*Given entries*:
====================
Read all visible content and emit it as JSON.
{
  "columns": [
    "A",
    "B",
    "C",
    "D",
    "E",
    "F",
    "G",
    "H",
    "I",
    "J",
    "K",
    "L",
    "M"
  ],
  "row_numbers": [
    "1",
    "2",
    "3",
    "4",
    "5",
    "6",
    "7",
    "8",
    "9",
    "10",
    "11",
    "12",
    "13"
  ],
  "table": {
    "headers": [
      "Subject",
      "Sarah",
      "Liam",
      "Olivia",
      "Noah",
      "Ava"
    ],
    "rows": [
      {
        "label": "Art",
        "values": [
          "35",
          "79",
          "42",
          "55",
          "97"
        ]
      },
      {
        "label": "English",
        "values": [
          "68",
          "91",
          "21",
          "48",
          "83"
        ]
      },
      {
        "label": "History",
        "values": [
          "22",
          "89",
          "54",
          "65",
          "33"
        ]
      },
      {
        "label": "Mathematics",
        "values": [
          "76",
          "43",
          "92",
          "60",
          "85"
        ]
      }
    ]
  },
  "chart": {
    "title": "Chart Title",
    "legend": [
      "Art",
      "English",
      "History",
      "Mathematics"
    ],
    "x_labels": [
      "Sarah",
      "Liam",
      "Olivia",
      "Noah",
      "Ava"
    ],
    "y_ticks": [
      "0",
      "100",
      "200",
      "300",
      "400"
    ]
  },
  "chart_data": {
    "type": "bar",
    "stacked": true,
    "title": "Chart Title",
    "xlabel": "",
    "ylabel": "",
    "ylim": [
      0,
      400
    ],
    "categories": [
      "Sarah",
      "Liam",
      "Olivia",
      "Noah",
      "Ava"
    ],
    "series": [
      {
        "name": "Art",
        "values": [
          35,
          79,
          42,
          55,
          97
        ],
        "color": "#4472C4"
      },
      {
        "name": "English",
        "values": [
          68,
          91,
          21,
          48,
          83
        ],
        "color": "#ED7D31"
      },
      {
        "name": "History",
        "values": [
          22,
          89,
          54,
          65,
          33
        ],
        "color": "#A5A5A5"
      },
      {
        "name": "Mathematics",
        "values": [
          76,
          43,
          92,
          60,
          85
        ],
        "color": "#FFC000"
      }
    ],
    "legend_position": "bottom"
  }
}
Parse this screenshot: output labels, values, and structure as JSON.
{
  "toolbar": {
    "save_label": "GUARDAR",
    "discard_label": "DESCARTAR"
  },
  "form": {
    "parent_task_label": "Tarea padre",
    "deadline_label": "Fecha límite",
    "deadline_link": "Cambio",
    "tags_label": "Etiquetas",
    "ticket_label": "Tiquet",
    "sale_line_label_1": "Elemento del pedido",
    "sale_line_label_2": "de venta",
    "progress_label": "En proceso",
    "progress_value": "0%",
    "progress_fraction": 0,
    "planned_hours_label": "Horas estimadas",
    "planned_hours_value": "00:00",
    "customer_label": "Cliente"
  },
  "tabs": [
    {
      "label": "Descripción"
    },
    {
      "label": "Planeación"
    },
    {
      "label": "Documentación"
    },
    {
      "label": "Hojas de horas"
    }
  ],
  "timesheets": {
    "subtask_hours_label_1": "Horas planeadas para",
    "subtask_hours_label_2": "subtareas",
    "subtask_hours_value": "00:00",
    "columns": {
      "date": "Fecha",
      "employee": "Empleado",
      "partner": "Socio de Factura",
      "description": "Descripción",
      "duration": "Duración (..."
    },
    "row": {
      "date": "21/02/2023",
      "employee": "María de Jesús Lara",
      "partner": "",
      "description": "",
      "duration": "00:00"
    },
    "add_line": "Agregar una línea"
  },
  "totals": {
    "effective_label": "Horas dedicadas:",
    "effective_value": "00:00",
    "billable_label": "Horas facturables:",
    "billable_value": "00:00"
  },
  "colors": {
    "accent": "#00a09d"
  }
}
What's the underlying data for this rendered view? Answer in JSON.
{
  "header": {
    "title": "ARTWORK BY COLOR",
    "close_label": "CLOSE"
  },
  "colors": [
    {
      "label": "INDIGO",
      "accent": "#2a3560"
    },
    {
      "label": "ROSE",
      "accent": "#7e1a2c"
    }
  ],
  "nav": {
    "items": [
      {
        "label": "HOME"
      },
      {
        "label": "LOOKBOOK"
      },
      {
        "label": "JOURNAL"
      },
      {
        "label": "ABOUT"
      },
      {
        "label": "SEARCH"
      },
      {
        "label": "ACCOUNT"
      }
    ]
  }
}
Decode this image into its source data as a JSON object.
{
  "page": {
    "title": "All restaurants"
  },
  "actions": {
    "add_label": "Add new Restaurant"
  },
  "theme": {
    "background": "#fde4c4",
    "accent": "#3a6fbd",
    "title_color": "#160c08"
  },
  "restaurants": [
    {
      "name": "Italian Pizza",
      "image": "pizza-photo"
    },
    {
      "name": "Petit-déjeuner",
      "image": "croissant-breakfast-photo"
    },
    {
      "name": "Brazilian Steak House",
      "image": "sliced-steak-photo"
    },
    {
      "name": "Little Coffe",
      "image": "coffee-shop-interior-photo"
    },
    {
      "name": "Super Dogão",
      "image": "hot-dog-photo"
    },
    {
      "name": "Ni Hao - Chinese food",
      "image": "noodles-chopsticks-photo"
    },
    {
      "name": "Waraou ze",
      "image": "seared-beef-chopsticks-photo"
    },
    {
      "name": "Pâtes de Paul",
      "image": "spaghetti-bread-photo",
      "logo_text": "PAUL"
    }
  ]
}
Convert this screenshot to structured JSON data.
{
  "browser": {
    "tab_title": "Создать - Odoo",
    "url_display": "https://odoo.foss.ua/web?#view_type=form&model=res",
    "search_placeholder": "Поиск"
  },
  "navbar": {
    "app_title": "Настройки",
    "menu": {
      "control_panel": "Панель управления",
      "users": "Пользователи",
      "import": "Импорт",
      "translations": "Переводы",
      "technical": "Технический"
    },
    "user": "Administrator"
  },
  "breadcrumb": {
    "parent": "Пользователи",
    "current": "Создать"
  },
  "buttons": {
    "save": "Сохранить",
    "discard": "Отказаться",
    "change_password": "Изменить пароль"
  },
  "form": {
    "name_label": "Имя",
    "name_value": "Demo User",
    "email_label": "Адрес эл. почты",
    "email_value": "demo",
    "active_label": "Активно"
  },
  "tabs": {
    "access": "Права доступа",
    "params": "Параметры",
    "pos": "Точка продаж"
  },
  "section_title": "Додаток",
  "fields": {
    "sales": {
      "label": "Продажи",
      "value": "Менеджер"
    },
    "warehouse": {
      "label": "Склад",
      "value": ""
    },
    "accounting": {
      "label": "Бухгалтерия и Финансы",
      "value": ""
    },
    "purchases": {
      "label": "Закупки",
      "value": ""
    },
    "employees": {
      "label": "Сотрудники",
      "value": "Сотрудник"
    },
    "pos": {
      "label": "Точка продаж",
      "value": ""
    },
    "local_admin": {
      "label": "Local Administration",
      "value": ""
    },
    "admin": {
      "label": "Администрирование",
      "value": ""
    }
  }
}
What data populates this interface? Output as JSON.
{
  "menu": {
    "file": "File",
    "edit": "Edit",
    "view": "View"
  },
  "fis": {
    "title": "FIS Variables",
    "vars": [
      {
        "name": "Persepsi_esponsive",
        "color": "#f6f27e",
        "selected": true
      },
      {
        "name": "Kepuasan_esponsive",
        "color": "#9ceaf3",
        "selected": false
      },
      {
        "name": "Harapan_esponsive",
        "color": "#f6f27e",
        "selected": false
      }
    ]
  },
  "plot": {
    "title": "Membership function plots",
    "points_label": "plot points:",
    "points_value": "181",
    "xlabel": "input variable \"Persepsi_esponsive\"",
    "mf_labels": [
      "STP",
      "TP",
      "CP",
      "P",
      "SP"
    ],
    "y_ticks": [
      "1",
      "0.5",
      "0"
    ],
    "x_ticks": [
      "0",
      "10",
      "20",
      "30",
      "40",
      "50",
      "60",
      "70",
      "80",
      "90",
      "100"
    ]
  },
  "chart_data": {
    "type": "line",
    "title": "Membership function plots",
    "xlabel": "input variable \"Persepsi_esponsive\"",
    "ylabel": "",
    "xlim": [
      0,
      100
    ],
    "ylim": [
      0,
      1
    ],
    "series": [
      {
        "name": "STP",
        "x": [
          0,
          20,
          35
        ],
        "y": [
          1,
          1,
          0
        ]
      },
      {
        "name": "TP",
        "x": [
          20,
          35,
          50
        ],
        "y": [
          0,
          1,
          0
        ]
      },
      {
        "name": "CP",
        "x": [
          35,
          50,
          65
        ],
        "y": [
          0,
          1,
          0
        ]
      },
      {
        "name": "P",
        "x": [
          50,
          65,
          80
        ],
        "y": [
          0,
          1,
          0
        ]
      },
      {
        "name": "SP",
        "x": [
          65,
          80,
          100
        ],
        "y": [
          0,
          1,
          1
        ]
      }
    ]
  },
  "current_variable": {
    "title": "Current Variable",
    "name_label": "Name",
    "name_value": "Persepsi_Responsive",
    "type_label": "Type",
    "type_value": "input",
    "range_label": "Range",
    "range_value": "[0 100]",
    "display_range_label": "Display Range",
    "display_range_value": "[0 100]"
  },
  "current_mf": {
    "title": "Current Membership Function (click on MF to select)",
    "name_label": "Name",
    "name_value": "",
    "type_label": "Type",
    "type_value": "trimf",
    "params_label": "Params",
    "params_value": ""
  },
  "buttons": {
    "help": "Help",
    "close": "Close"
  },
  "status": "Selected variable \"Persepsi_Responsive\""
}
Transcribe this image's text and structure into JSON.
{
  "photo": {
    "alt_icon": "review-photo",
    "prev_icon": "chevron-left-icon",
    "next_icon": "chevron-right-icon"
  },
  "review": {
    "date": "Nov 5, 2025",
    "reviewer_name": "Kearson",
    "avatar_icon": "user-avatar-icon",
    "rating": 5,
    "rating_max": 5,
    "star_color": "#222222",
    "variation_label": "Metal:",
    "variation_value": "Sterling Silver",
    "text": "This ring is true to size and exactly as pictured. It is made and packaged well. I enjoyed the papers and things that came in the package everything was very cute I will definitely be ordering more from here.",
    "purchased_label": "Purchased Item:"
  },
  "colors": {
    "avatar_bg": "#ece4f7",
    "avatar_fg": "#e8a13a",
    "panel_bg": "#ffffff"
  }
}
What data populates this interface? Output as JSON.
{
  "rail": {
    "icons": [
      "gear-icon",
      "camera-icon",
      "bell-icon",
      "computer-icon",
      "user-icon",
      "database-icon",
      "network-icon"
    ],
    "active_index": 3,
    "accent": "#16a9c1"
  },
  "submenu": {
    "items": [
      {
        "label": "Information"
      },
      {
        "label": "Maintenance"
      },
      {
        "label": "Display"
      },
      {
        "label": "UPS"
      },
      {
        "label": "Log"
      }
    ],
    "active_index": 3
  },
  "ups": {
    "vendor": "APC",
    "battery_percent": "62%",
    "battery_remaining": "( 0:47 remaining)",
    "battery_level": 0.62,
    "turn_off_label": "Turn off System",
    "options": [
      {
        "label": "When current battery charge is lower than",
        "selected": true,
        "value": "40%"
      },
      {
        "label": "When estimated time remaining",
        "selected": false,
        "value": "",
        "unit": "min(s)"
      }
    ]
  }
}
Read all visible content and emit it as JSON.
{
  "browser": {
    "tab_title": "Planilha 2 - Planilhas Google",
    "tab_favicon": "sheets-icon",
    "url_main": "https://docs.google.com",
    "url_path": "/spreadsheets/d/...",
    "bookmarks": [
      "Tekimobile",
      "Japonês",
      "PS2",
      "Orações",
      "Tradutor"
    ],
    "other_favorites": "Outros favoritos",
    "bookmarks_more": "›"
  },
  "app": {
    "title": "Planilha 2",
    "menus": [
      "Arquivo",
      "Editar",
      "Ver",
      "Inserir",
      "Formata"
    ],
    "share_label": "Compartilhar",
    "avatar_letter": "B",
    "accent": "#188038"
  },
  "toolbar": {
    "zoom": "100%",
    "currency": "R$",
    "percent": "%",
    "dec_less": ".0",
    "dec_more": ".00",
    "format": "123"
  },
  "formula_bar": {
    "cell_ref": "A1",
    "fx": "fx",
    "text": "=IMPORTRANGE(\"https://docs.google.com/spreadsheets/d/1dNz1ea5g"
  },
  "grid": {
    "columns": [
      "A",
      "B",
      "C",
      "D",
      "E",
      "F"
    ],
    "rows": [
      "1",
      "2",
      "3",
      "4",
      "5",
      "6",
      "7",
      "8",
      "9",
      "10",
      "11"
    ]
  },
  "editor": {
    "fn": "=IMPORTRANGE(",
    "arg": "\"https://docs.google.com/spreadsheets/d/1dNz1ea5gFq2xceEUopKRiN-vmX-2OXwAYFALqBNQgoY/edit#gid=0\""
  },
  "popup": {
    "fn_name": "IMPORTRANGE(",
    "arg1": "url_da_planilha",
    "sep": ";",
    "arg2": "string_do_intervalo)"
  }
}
====================
*What you should do*: Identify the lines in the entries that hold "https" and return each one.

*Complete answer*:
    "url_display": "https://odoo.foss.ua/web?#view_type=form&model=res",
    "url_main": "https://docs.google.com",
    "text": "=IMPORTRANGE(\"https://docs.google.com/spreadsheets/d/1dNz1ea5g"
    "arg": "\"https://docs.google.com/spreadsheets/d/1dNz1ea5gFq2xceEUopKRiN-vmX-2OXwAYFALqBNQgoY/edit#gid=0\""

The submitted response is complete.